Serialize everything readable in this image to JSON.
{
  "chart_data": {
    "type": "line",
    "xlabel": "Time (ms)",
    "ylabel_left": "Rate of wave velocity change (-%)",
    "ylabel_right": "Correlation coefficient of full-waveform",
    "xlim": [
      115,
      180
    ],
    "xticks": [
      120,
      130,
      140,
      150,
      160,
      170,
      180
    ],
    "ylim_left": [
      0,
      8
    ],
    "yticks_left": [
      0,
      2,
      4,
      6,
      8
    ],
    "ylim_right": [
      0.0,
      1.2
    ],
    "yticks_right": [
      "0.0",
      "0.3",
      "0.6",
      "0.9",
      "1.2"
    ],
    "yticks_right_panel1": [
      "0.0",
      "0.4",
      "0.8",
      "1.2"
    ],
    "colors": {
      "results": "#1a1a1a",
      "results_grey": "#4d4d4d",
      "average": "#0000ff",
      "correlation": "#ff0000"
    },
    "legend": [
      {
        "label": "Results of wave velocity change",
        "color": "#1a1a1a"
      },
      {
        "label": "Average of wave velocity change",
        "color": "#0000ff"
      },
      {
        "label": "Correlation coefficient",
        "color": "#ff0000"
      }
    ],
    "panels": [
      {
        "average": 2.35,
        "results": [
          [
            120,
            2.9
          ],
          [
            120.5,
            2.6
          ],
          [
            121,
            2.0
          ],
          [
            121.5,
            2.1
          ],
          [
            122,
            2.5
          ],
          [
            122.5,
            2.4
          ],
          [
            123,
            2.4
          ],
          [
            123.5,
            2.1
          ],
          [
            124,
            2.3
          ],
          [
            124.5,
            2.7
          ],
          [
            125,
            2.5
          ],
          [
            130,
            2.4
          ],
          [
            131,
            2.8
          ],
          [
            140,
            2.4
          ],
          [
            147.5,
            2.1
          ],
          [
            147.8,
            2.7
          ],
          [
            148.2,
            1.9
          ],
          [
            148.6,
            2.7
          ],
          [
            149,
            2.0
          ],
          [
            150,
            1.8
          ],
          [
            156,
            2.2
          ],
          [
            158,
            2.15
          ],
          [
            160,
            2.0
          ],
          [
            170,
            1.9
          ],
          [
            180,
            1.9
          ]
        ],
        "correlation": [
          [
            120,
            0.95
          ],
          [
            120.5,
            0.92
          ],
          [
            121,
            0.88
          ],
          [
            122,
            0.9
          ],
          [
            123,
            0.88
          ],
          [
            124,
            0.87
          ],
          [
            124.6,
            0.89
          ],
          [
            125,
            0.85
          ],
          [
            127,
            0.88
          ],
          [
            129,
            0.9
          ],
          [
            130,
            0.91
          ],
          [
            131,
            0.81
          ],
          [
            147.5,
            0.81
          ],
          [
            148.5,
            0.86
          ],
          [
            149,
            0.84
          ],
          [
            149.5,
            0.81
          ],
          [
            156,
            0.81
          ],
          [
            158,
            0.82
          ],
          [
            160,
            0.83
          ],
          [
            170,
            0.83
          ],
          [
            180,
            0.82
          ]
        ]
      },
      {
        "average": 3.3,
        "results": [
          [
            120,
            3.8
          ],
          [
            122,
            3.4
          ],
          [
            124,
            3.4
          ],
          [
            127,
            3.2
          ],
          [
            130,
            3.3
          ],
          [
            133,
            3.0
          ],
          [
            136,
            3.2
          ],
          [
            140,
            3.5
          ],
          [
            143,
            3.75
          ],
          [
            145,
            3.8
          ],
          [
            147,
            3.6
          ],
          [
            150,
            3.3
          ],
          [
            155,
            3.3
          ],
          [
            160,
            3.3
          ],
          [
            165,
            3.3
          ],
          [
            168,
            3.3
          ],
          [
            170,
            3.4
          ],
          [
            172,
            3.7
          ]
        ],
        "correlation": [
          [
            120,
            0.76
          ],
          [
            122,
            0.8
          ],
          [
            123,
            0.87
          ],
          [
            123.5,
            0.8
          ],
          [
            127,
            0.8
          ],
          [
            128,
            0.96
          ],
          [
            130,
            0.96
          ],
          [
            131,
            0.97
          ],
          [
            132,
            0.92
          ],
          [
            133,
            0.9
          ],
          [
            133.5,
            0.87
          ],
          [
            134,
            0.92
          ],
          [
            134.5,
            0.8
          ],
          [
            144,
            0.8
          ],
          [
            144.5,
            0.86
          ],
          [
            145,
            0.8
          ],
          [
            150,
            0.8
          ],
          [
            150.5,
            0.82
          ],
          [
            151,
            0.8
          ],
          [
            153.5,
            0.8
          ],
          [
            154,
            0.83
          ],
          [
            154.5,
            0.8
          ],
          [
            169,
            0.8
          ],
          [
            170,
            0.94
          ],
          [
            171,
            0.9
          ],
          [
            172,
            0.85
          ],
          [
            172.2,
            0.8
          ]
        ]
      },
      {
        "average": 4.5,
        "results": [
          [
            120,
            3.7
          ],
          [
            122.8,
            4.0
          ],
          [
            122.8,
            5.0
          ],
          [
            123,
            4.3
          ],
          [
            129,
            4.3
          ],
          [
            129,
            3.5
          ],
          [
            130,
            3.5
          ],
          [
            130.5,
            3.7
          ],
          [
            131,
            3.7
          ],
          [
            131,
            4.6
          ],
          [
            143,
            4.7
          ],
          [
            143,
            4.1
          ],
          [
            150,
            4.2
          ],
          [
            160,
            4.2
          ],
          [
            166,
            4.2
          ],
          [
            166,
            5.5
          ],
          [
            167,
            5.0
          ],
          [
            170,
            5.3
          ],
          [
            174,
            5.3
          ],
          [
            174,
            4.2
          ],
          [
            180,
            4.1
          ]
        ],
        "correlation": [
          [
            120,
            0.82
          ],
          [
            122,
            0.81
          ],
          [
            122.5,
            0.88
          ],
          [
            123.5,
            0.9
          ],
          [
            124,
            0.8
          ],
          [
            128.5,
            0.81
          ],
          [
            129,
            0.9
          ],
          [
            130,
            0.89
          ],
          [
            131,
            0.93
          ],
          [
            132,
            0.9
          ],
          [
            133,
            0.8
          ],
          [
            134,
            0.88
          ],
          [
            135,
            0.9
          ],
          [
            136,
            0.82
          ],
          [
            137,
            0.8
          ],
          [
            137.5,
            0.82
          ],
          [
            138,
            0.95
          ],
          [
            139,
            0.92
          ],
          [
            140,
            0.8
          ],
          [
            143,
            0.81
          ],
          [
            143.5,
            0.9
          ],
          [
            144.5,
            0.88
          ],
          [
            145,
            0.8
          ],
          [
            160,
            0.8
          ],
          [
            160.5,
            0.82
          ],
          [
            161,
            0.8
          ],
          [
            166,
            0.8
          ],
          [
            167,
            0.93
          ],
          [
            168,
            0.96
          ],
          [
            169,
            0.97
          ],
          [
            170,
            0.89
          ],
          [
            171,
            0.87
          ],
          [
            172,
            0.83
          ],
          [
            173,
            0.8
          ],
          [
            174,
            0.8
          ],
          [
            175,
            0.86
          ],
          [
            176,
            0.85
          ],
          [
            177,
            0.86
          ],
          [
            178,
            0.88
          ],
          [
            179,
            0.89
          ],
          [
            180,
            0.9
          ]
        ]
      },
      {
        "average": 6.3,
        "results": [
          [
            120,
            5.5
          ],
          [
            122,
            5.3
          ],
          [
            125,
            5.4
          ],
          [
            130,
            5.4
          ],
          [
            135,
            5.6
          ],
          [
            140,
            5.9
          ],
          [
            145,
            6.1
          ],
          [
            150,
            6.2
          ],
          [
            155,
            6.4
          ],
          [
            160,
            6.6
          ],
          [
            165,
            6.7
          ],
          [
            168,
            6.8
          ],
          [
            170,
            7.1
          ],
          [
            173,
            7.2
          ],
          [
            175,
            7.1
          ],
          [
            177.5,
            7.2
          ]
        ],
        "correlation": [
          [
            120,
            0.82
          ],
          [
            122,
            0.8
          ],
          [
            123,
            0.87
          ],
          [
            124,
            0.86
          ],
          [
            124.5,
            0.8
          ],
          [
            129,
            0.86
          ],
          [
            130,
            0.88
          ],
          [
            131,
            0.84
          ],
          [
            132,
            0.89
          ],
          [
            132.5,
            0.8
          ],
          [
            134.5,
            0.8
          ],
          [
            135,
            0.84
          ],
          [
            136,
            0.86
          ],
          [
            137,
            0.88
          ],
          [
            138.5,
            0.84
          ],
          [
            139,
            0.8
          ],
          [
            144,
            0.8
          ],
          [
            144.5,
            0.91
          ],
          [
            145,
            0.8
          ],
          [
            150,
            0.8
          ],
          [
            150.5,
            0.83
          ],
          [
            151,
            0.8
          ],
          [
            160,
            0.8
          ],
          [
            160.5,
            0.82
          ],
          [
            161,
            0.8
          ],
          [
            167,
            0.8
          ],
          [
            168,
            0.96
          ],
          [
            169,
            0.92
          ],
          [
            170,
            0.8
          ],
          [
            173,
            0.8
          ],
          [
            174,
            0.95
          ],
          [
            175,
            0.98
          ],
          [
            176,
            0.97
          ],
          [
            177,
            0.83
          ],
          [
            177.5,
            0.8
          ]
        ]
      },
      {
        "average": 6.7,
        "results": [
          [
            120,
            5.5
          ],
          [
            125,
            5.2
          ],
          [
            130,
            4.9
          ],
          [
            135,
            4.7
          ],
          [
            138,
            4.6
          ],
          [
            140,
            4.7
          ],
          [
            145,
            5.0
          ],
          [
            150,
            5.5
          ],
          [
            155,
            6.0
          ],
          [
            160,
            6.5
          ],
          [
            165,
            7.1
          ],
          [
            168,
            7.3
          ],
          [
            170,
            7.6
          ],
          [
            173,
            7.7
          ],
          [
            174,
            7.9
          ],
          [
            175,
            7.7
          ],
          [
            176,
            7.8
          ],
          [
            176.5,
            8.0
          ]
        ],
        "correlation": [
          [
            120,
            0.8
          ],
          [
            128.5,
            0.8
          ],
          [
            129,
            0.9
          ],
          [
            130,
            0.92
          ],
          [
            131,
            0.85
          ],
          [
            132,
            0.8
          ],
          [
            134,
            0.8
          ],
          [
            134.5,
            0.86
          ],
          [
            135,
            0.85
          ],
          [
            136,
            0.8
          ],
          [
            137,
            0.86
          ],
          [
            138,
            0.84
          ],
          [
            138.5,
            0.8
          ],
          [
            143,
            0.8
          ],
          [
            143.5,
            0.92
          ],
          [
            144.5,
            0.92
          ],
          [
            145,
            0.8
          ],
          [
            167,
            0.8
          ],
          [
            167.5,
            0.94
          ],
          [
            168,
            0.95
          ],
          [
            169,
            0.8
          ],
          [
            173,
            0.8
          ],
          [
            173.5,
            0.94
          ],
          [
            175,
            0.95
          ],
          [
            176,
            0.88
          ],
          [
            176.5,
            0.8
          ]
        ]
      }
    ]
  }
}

**Aim:**
Copy out every line in the listing where the word "velocity" appears.

**Output of the exercise:**
    "ylabel_left": "Rate of wave velocity change (-%)",
        "label": "Results of wave velocity change",
        "label": "Average of wave velocity change",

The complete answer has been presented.